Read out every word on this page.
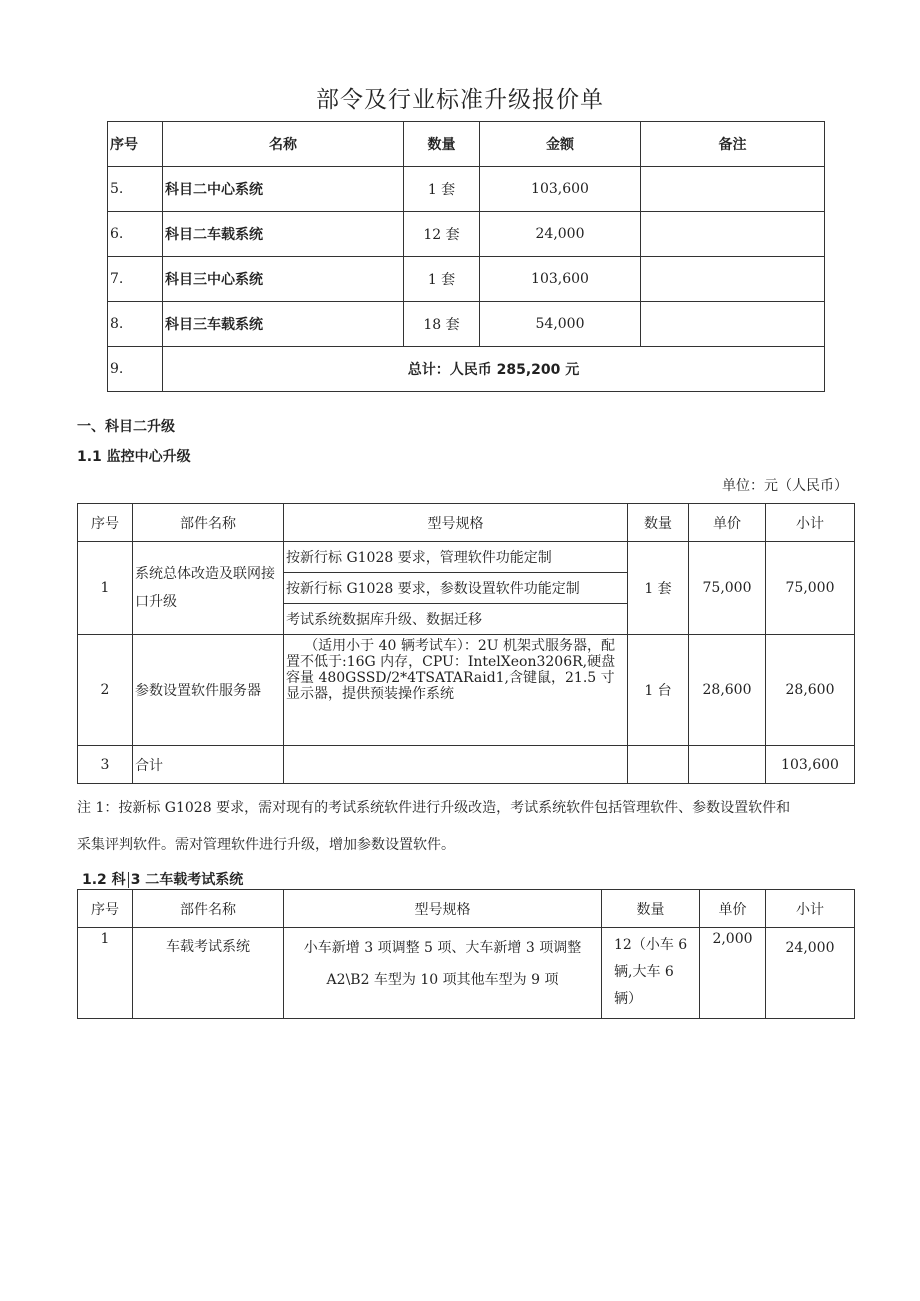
部令及行业标准升级报价单
序号	名称	数量	金额	备注
5.	科目二中心系统	1 套	103,600	
6.	科目二车载系统	12 套	24,000	
7.	科目三中心系统	1 套	103,600	
8.	科目三车载系统	18 套	54,000	
9.	总计：人民币 285,200 元			
一、科目二升级
1.1 监控中心升级
单位：元（人民币）
序号	部件名称	型号规格	数量	单价	小计
1	系统总体改造及联网接口升级	按新行标 G1028 要求，管理软件功能定制	1 套	75,000	75,000
		按新行标 G1028 要求，参数设置软件功能定制			
		考试系统数据库升级、数据迁移			
2	参数设置软件服务器	（适用小于 40 辆考试车）：2U 机架式服务器，配置不低于:16G 内存，CPU：IntelXeon3206R,硬盘容量 480GSSD/2*4TSATARaid1,含键鼠，21.5 寸显示器，提供预装操作系统	1 台	28,600	28,600
3	合计				103,600
注 1：按新标 G1028 要求，需对现有的考试系统软件进行升级改造，考试系统软件包括管理软件、参数设置软件和
采集评判软件。需对管理软件进行升级，增加参数设置软件。
1.2 科 3 二车载考试系统
序号	部件名称	型号规格	数量	单价	小计
1	车载考试系统	小车新增 3 项调整 5 项、大车新增 3 项调整
A2\B2 车型为 10 项其他车型为 9 项	12（小车 6 辆,大车 6 辆）	2,000	24,000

# TASK GOAL:
Pick out the lines that contain "按新行标" and copy them.

# IN RESPONSE:
1	系统总体改造及联网接口升级	按新行标 G1028 要求，管理软件功能定制	1 套	75,000	75,000
		按新行标 G1028 要求，参数设置软件功能定制			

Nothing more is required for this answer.